Direction: Below is a listing; write it out exactly and drop any images from it.
******************************
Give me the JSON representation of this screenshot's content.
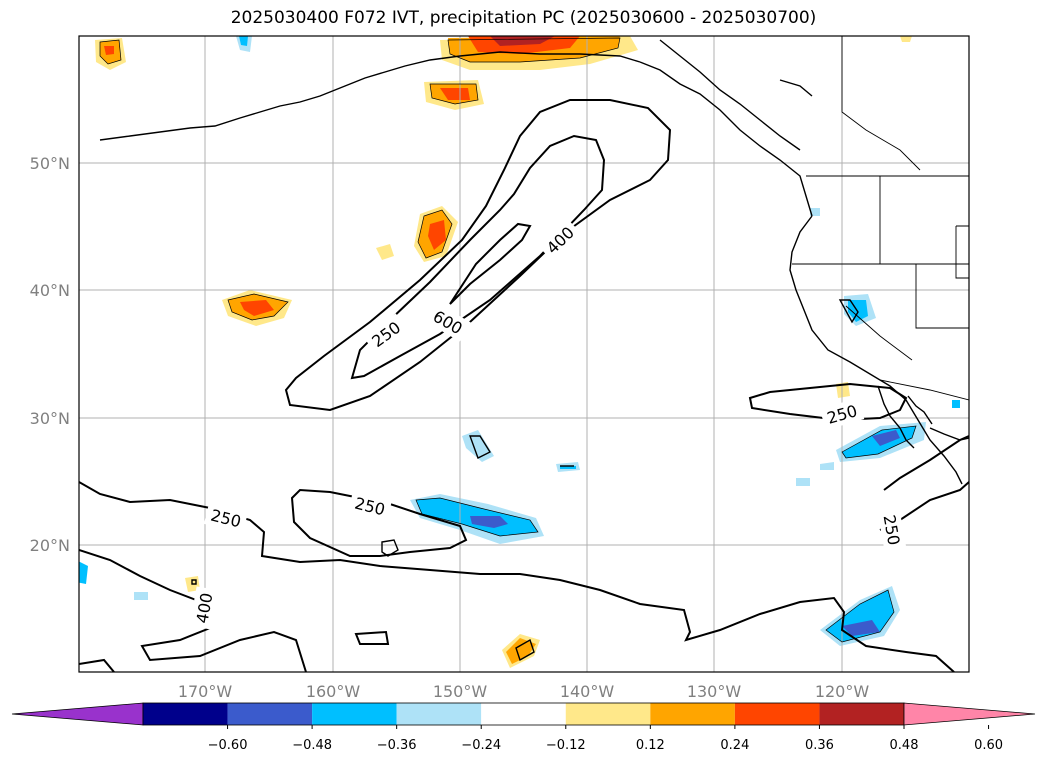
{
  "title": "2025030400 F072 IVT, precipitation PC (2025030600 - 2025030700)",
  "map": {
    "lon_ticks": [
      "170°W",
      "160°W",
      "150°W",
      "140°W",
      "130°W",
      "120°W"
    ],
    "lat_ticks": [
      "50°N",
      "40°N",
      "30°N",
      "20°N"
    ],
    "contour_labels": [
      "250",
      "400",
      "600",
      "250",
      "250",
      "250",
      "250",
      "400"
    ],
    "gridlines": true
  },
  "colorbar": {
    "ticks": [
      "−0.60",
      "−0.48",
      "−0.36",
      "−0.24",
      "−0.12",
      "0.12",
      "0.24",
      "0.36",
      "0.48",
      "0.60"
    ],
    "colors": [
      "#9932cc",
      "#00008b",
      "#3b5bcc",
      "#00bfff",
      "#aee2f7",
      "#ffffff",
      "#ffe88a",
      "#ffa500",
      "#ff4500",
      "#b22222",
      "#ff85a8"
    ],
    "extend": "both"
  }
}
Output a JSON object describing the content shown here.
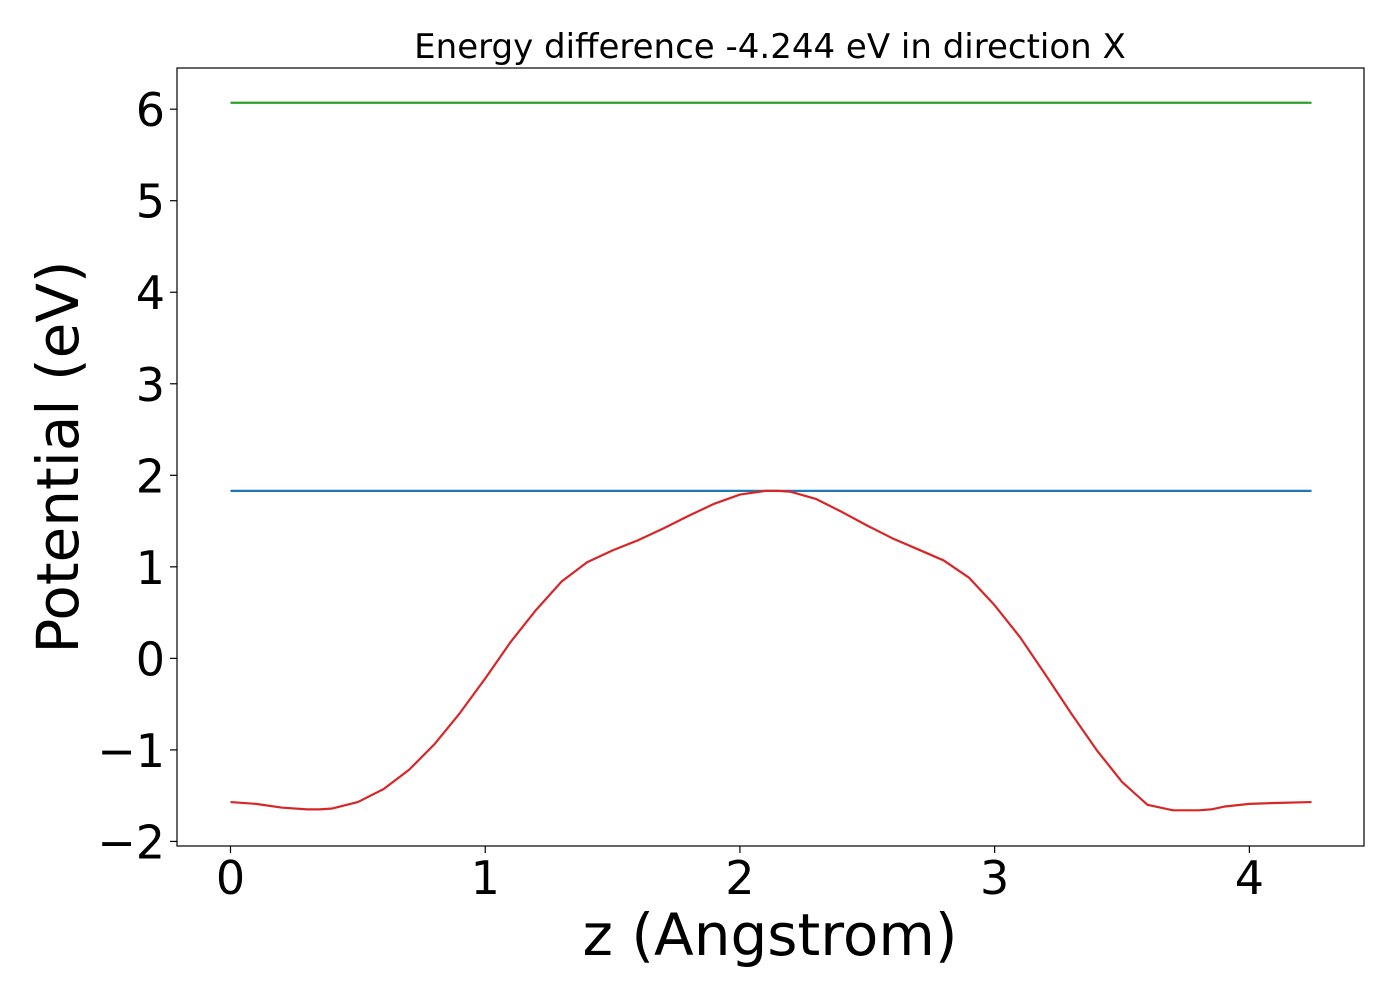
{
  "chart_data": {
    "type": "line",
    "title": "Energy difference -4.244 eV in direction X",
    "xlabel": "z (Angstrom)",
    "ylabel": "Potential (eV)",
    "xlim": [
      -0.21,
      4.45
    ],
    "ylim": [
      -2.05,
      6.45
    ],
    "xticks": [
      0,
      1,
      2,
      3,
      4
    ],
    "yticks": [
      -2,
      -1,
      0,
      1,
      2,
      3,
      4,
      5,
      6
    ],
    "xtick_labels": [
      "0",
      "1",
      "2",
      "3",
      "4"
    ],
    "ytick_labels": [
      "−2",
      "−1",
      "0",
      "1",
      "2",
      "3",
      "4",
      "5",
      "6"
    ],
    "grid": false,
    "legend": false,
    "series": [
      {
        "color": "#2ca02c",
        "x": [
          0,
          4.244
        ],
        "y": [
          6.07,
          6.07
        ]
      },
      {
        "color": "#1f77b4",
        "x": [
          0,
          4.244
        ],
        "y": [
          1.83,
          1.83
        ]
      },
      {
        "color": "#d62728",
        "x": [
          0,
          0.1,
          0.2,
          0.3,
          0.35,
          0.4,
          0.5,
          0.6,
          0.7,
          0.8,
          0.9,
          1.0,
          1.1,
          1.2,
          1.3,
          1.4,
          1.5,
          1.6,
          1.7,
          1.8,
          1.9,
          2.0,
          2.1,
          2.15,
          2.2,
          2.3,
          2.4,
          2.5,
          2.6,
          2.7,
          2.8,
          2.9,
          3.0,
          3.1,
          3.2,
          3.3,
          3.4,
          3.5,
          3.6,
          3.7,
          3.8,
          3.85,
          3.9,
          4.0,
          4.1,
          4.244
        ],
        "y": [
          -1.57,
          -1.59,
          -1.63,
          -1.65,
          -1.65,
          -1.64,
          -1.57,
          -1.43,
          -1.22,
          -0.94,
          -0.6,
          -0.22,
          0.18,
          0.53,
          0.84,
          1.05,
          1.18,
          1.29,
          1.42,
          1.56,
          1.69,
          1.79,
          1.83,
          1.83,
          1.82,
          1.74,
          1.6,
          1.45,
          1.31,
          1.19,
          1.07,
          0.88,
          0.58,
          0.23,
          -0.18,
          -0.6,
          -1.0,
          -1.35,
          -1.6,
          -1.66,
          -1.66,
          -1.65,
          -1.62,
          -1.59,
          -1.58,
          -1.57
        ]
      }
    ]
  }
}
******************************
Worked answer:
Give me the JSON representation of this screenshot's content.
{
  "title": "2025030400 F072 IVT, precipitation PC (2025030600 - 2025030700)",
  "map": {
    "lon_ticks": [
      "170°W",
      "160°W",
      "150°W",
      "140°W",
      "130°W",
      "120°W"
    ],
    "lat_ticks": [
      "50°N",
      "40°N",
      "30°N",
      "20°N"
    ],
    "contour_labels": [
      "250",
      "400",
      "600",
      "250",
      "250",
      "250",
      "250",
      "400"
    ],
    "gridlines": true
  },
  "colorbar": {
    "ticks": [
      "−0.60",
      "−0.48",
      "−0.36",
      "−0.24",
      "−0.12",
      "0.12",
      "0.24",
      "0.36",
      "0.48",
      "0.60"
    ],
    "colors": [
      "#9932cc",
      "#00008b",
      "#3b5bcc",
      "#00bfff",
      "#aee2f7",
      "#ffffff",
      "#ffe88a",
      "#ffa500",
      "#ff4500",
      "#b22222",
      "#ff85a8"
    ],
    "extend": "both"
  }
}
Output a JSON object describing the content shown here.
{
  "chart_data": {
    "type": "line",
    "title": "Energy difference -4.244 eV in direction X",
    "xlabel": "z (Angstrom)",
    "ylabel": "Potential (eV)",
    "xlim": [
      -0.21,
      4.45
    ],
    "ylim": [
      -2.05,
      6.45
    ],
    "xticks": [
      0,
      1,
      2,
      3,
      4
    ],
    "yticks": [
      -2,
      -1,
      0,
      1,
      2,
      3,
      4,
      5,
      6
    ],
    "xtick_labels": [
      "0",
      "1",
      "2",
      "3",
      "4"
    ],
    "ytick_labels": [
      "−2",
      "−1",
      "0",
      "1",
      "2",
      "3",
      "4",
      "5",
      "6"
    ],
    "grid": false,
    "legend": false,
    "series": [
      {
        "color": "#2ca02c",
        "x": [
          0,
          4.244
        ],
        "y": [
          6.07,
          6.07
        ]
      },
      {
        "color": "#1f77b4",
        "x": [
          0,
          4.244
        ],
        "y": [
          1.83,
          1.83
        ]
      },
      {
        "color": "#d62728",
        "x": [
          0,
          0.1,
          0.2,
          0.3,
          0.35,
          0.4,
          0.5,
          0.6,
          0.7,
          0.8,
          0.9,
          1.0,
          1.1,
          1.2,
          1.3,
          1.4,
          1.5,
          1.6,
          1.7,
          1.8,
          1.9,
          2.0,
          2.1,
          2.15,
          2.2,
          2.3,
          2.4,
          2.5,
          2.6,
          2.7,
          2.8,
          2.9,
          3.0,
          3.1,
          3.2,
          3.3,
          3.4,
          3.5,
          3.6,
          3.7,
          3.8,
          3.85,
          3.9,
          4.0,
          4.1,
          4.244
        ],
        "y": [
          -1.57,
          -1.59,
          -1.63,
          -1.65,
          -1.65,
          -1.64,
          -1.57,
          -1.43,
          -1.22,
          -0.94,
          -0.6,
          -0.22,
          0.18,
          0.53,
          0.84,
          1.05,
          1.18,
          1.29,
          1.42,
          1.56,
          1.69,
          1.79,
          1.83,
          1.83,
          1.82,
          1.74,
          1.6,
          1.45,
          1.31,
          1.19,
          1.07,
          0.88,
          0.58,
          0.23,
          -0.18,
          -0.6,
          -1.0,
          -1.35,
          -1.6,
          -1.66,
          -1.66,
          -1.65,
          -1.62,
          -1.59,
          -1.58,
          -1.57
        ]
      }
    ]
  }
}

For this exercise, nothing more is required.